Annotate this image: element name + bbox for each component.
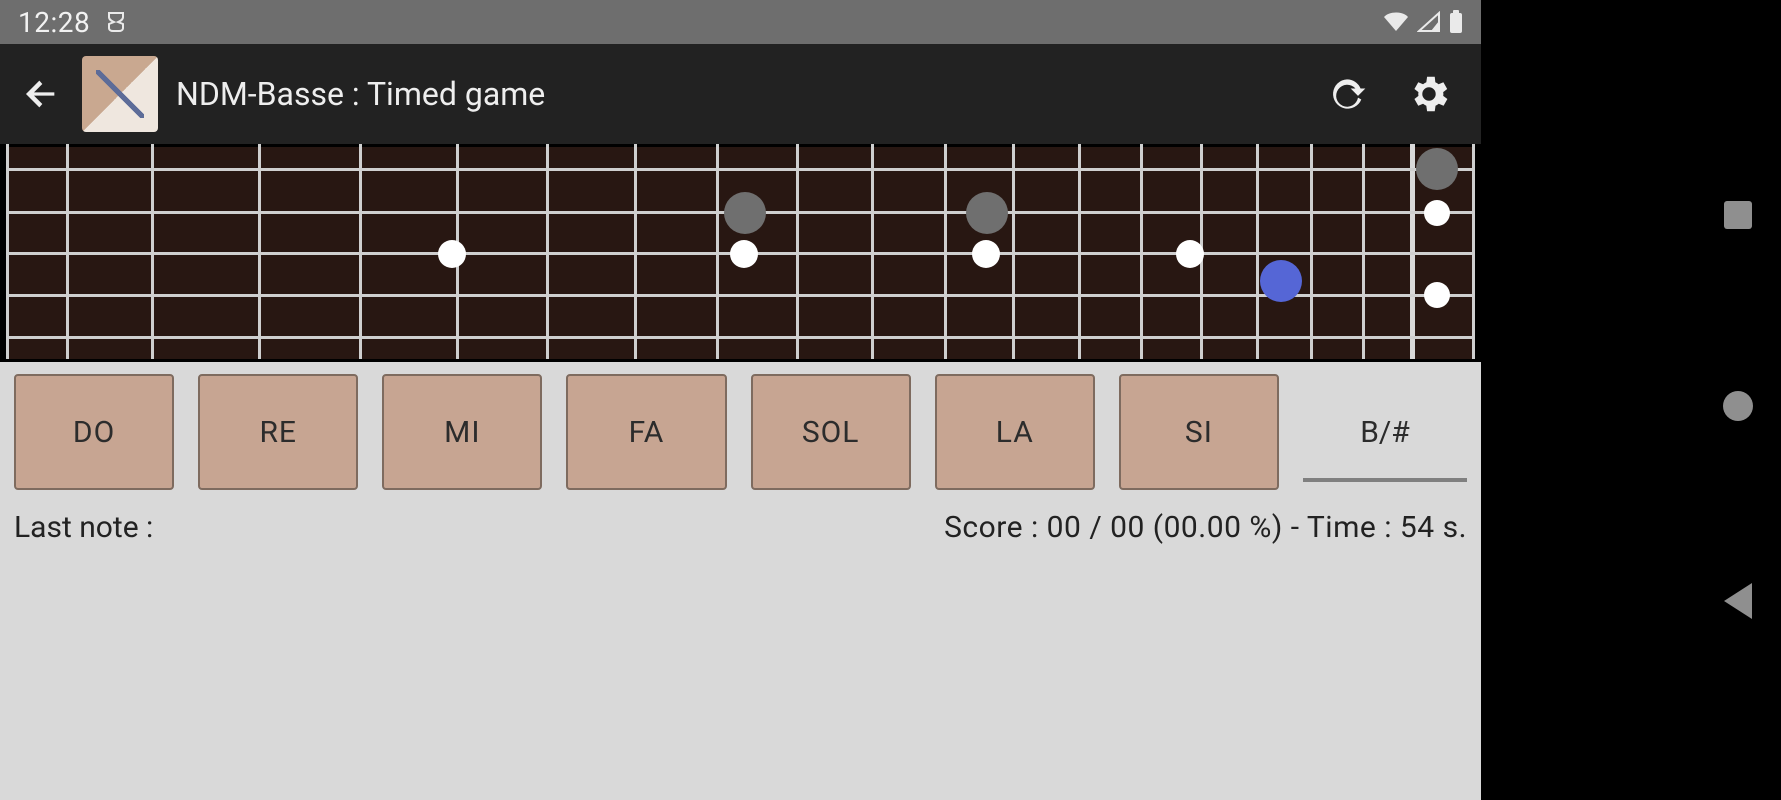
- app-bar-actions: [1323, 70, 1453, 118]
- note-button-mi[interactable]: MI: [382, 374, 542, 490]
- note-button-fa[interactable]: FA: [566, 374, 726, 490]
- wifi-icon: [1383, 11, 1409, 33]
- signal-icon: [1417, 11, 1441, 33]
- note-marker[interactable]: [724, 192, 766, 234]
- note-button-do[interactable]: DO: [14, 374, 174, 490]
- status-bar: 12:28: [0, 0, 1481, 44]
- fretboard[interactable]: [6, 144, 1475, 362]
- nav-home-icon[interactable]: [1723, 391, 1753, 421]
- last-note-label: Last note :: [14, 510, 153, 800]
- nav-back-icon[interactable]: [1724, 583, 1752, 619]
- arrow-left-icon: [21, 74, 61, 114]
- note-button-re[interactable]: RE: [198, 374, 358, 490]
- battery-icon: [1449, 10, 1463, 34]
- note-marker[interactable]: [1416, 148, 1458, 190]
- app-logo-icon: [82, 56, 158, 132]
- note-button-si[interactable]: SI: [1119, 374, 1279, 490]
- current-note-marker[interactable]: [1260, 260, 1302, 302]
- app-screen: 12:28 NDM-Basse : Timed: [0, 0, 1481, 800]
- fret-marker-icon: [438, 240, 466, 268]
- status-row: Last note : Score : 00 / 00 (00.00 %) - …: [0, 498, 1481, 800]
- status-right: [1383, 10, 1463, 34]
- note-button-sol[interactable]: SOL: [751, 374, 911, 490]
- note-marker[interactable]: [966, 192, 1008, 234]
- note-button-la[interactable]: LA: [935, 374, 1095, 490]
- app-bar: NDM-Basse : Timed game: [0, 44, 1481, 144]
- settings-button[interactable]: [1405, 70, 1453, 118]
- answers-row: DO RE MI FA SOL LA SI B/#: [0, 362, 1481, 498]
- fret-marker-icon: [1424, 282, 1450, 308]
- back-button[interactable]: [18, 71, 64, 117]
- status-left: 12:28: [18, 6, 128, 39]
- status-app-icon: [104, 10, 128, 34]
- fret-marker-icon: [1176, 240, 1204, 268]
- refresh-button[interactable]: [1323, 70, 1371, 118]
- score-time-label: Score : 00 / 00 (00.00 %) - Time : 54 s.: [944, 510, 1467, 800]
- fret-marker-icon: [730, 240, 758, 268]
- gear-icon: [1406, 71, 1452, 117]
- accidental-toggle[interactable]: B/#: [1303, 386, 1467, 482]
- status-time: 12:28: [18, 6, 90, 39]
- nav-recent-icon[interactable]: [1724, 201, 1752, 229]
- fretboard-area: [0, 144, 1481, 362]
- fret-marker-icon: [972, 240, 1000, 268]
- system-nav-bar: [1695, 0, 1781, 800]
- fret-marker-icon: [1424, 200, 1450, 226]
- page-title: NDM-Basse : Timed game: [176, 75, 1305, 113]
- refresh-icon: [1325, 72, 1369, 116]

-- THE TASK --
Copy the lines of the data above word for word, from the line containing "- app-bar-actions: [1323, 70, 1453, 118]" through the line containing "- answers-row: DO", with both of those lines included.

-- OUTPUT BELOW --
- app-bar-actions: [1323, 70, 1453, 118]
- note-button-mi[interactable]: MI: [382, 374, 542, 490]
- note-button-fa[interactable]: FA: [566, 374, 726, 490]
- wifi-icon: [1383, 11, 1409, 33]
- signal-icon: [1417, 11, 1441, 33]
- note-marker[interactable]: [724, 192, 766, 234]
- note-button-do[interactable]: DO: [14, 374, 174, 490]
- status-bar: 12:28: [0, 0, 1481, 44]
- fretboard[interactable]: [6, 144, 1475, 362]
- nav-home-icon[interactable]: [1723, 391, 1753, 421]
- last-note-label: Last note :: [14, 510, 153, 800]
- nav-back-icon[interactable]: [1724, 583, 1752, 619]
- arrow-left-icon: [21, 74, 61, 114]
- note-button-re[interactable]: RE: [198, 374, 358, 490]
- battery-icon: [1449, 10, 1463, 34]
- note-marker[interactable]: [1416, 148, 1458, 190]
- app-logo-icon: [82, 56, 158, 132]
- note-button-si[interactable]: SI: [1119, 374, 1279, 490]
- current-note-marker[interactable]: [1260, 260, 1302, 302]
- app-screen: 12:28 NDM-Basse : Timed: [0, 0, 1481, 800]
- fret-marker-icon: [438, 240, 466, 268]
- status-row: Last note : Score : 00 / 00 (00.00 %) - …: [0, 498, 1481, 800]
- status-right: [1383, 10, 1463, 34]
- note-button-sol[interactable]: SOL: [751, 374, 911, 490]
- note-marker[interactable]: [966, 192, 1008, 234]
- note-button-la[interactable]: LA: [935, 374, 1095, 490]
- app-bar: NDM-Basse : Timed game: [0, 44, 1481, 144]
- settings-button[interactable]: [1405, 70, 1453, 118]
- answers-row: DO RE MI FA SOL LA SI B/#: [0, 362, 1481, 498]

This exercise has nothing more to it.